-- TASK DESCRIPTION --
Please quote every line word for word.

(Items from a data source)
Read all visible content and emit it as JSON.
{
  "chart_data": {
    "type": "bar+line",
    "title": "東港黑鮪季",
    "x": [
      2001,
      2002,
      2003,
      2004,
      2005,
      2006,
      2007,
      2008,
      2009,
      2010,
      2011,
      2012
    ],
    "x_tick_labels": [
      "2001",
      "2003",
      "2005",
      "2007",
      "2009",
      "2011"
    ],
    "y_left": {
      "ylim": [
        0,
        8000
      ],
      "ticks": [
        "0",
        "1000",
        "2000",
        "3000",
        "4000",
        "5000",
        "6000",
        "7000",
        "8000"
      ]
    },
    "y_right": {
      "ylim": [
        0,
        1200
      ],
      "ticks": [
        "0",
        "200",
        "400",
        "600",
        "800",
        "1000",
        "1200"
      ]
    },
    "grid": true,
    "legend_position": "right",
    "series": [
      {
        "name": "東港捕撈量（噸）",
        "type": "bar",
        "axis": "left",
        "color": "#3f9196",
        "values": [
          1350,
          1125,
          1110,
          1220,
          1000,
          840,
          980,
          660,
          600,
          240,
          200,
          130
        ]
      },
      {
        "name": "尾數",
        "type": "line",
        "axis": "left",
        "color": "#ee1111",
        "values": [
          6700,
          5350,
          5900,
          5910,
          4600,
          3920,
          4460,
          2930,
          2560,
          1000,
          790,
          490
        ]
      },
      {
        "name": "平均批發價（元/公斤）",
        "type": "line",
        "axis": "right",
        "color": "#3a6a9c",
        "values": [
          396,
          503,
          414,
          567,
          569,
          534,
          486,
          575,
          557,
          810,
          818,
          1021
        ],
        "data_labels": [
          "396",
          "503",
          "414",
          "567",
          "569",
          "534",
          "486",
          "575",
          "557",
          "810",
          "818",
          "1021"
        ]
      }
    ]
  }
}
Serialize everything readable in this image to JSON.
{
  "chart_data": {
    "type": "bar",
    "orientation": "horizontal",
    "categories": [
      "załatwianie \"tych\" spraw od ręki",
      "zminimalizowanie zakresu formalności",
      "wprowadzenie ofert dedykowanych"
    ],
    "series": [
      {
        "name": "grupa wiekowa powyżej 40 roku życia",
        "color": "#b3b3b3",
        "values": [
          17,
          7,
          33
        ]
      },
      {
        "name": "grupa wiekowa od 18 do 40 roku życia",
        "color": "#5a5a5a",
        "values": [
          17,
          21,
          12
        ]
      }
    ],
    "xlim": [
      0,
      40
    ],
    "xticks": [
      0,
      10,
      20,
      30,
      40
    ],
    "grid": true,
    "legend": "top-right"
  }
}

-- EXPECTED OUTPUT --
Read all visible content and emit it as JSON.
{
  "chart_data": {
    "type": "bar+line",
    "title": "東港黑鮪季",
    "x": [
      2001,
      2002,
      2003,
      2004,
      2005,
      2006,
      2007,
      2008,
      2009,
      2010,
      2011,
      2012
    ],
    "x_tick_labels": [
      "2001",
      "2003",
      "2005",
      "2007",
      "2009",
      "2011"
    ],
    "y_left": {
      "ylim": [
        0,
        8000
      ],
      "ticks": [
        "0",
        "1000",
        "2000",
        "3000",
        "4000",
        "5000",
        "6000",
        "7000",
        "8000"
      ]
    },
    "y_right": {
      "ylim": [
        0,
        1200
      ],
      "ticks": [
        "0",
        "200",
        "400",
        "600",
        "800",
        "1000",
        "1200"
      ]
    },
    "grid": true,
    "legend_position": "right",
    "series": [
      {
        "name": "東港捕撈量（噸）",
        "type": "bar",
        "axis": "left",
        "color": "#3f9196",
        "values": [
          1350,
          1125,
          1110,
          1220,
          1000,
          840,
          980,
          660,
          600,
          240,
          200,
          130
        ]
      },
      {
        "name": "尾數",
        "type": "line",
        "axis": "left",
        "color": "#ee1111",
        "values": [
          6700,
          5350,
          5900,
          5910,
          4600,
          3920,
          4460,
          2930,
          2560,
          1000,
          790,
          490
        ]
      },
      {
        "name": "平均批發價（元/公斤）",
        "type": "line",
        "axis": "right",
        "color": "#3a6a9c",
        "values": [
          396,
          503,
          414,
          567,
          569,
          534,
          486,
          575,
          557,
          810,
          818,
          1021
        ],
        "data_labels": [
          "396",
          "503",
          "414",
          "567",
          "569",
          "534",
          "486",
          "575",
          "557",
          "810",
          "818",
          "1021"
        ]
      }
    ]
  }
}
Serialize everything readable in this image to JSON.
{
  "chart_data": {
    "type": "bar",
    "orientation": "horizontal",
    "categories": [
      "załatwianie \"tych\" spraw od ręki",
      "zminimalizowanie zakresu formalności",
      "wprowadzenie ofert dedykowanych"
    ],
    "series": [
      {
        "name": "grupa wiekowa powyżej 40 roku życia",
        "color": "#b3b3b3",
        "values": [
          17,
          7,
          33
        ]
      },
      {
        "name": "grupa wiekowa od 18 do 40 roku życia",
        "color": "#5a5a5a",
        "values": [
          17,
          21,
          12
        ]
      }
    ],
    "xlim": [
      0,
      40
    ],
    "xticks": [
      0,
      10,
      20,
      30,
      40
    ],
    "grid": true,
    "legend": "top-right"
  }
}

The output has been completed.